■ EXERCISE REQUIREMENTS
Determine the number of lines that contain the word "ylabel", then state that number and nothing more.

── ENTRIES SHOWN ──

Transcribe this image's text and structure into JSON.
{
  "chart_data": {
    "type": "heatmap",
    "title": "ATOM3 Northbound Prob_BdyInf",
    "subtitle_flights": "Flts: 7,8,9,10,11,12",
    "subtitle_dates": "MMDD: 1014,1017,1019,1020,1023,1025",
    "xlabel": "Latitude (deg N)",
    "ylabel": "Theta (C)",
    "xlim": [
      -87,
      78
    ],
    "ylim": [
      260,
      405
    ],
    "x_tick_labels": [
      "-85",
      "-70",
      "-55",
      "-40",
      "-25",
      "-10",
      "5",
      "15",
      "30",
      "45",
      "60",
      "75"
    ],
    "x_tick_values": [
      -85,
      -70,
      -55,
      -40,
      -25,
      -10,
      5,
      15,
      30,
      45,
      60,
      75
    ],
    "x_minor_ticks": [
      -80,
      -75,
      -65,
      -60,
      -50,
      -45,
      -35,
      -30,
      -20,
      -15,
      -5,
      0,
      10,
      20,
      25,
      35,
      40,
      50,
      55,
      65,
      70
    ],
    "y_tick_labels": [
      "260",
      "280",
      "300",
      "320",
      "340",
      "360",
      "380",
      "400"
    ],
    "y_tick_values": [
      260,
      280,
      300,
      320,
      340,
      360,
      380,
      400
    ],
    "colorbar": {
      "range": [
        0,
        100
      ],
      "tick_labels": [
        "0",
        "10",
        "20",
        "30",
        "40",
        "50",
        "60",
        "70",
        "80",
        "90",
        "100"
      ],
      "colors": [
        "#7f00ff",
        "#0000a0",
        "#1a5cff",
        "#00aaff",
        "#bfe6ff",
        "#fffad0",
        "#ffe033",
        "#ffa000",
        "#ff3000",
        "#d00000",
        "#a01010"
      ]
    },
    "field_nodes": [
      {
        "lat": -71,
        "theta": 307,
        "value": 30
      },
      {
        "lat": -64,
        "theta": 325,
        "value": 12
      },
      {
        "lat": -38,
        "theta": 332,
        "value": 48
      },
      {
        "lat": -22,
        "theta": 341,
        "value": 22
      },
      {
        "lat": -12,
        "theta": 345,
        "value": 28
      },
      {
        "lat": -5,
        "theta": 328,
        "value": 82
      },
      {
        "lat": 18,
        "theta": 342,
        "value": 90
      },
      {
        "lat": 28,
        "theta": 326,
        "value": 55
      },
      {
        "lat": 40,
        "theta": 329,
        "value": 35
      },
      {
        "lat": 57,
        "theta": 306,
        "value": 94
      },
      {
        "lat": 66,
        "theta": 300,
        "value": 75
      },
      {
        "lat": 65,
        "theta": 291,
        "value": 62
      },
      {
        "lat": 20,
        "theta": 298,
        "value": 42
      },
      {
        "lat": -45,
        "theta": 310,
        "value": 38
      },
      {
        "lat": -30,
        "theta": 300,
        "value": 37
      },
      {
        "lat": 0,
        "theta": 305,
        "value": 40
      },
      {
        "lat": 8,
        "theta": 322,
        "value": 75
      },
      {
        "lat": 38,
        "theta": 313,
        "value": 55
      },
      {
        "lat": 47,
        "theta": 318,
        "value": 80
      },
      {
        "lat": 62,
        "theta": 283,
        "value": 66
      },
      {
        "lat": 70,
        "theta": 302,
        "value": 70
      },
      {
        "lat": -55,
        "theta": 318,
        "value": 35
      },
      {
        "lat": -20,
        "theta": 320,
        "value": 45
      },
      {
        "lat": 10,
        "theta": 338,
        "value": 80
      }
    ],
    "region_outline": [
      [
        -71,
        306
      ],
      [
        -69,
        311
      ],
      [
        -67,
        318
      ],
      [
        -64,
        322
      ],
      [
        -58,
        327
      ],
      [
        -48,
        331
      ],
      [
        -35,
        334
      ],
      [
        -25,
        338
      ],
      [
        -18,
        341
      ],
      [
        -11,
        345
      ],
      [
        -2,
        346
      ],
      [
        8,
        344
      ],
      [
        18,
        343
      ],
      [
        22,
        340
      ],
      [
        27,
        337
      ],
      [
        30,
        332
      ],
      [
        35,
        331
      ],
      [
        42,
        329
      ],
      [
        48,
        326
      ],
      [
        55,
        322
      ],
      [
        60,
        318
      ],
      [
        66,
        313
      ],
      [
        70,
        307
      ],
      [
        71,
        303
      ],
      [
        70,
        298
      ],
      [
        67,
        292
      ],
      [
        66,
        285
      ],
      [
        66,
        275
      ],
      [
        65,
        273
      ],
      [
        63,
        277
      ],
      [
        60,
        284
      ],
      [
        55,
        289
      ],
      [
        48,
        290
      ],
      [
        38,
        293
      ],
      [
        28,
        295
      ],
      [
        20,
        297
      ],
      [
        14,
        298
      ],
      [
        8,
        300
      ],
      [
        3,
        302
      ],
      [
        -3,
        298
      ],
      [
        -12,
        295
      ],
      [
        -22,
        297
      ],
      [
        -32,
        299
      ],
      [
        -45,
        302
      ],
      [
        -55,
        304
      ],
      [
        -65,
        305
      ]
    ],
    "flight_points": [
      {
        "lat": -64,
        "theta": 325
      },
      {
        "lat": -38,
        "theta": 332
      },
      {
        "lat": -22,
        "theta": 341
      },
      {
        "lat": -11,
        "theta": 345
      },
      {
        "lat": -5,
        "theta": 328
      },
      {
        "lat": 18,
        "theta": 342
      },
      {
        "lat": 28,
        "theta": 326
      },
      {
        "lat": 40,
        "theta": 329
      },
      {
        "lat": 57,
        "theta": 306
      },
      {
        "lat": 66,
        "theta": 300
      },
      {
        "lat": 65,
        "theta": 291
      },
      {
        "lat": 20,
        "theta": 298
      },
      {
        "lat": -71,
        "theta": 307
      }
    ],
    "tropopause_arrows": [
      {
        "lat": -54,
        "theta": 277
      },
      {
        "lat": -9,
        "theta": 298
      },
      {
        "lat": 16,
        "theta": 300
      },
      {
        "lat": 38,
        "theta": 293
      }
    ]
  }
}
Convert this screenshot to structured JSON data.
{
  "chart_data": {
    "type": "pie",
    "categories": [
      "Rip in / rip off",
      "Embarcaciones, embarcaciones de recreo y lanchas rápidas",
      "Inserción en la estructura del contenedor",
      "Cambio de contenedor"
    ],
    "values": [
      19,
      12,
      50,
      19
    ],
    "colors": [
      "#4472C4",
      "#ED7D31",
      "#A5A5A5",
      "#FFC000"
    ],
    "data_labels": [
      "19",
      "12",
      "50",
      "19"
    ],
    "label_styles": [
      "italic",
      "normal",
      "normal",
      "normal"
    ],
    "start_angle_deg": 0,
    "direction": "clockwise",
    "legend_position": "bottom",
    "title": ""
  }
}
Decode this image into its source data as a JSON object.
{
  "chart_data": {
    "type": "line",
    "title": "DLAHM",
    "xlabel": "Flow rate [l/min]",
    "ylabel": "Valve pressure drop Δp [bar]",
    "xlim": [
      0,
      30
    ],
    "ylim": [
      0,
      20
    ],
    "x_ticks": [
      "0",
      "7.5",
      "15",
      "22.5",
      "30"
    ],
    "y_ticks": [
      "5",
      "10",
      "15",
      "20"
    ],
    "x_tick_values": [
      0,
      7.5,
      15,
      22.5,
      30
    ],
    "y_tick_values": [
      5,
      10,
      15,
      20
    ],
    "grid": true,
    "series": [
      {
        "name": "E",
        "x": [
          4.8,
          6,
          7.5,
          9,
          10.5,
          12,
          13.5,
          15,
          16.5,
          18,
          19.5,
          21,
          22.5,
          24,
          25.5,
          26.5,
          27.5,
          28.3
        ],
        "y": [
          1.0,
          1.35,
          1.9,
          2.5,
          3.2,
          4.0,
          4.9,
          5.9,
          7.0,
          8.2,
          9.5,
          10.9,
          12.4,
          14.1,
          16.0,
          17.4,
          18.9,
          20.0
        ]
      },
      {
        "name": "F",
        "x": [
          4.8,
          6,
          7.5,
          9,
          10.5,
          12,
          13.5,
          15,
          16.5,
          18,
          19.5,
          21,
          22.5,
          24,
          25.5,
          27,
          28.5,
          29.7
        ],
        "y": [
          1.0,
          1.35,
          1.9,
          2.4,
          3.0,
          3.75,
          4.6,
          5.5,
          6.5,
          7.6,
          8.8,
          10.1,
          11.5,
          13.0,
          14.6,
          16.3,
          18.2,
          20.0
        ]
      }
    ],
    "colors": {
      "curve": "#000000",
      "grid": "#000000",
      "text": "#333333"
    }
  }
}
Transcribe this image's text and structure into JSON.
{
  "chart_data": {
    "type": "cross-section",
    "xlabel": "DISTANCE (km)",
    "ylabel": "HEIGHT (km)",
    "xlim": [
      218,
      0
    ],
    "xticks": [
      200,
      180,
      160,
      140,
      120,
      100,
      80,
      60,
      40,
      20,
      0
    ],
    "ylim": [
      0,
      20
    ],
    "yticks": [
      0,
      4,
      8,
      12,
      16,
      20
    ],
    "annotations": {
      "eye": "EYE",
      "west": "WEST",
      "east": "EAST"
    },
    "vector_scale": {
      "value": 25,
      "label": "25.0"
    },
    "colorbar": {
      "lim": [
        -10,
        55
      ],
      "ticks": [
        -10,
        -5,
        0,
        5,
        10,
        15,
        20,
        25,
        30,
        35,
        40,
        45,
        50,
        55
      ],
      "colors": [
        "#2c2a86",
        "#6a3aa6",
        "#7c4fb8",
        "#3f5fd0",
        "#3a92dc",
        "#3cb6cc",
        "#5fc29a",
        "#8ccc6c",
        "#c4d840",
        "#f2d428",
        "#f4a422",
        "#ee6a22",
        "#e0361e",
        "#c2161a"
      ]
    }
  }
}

───

■ REPLY
3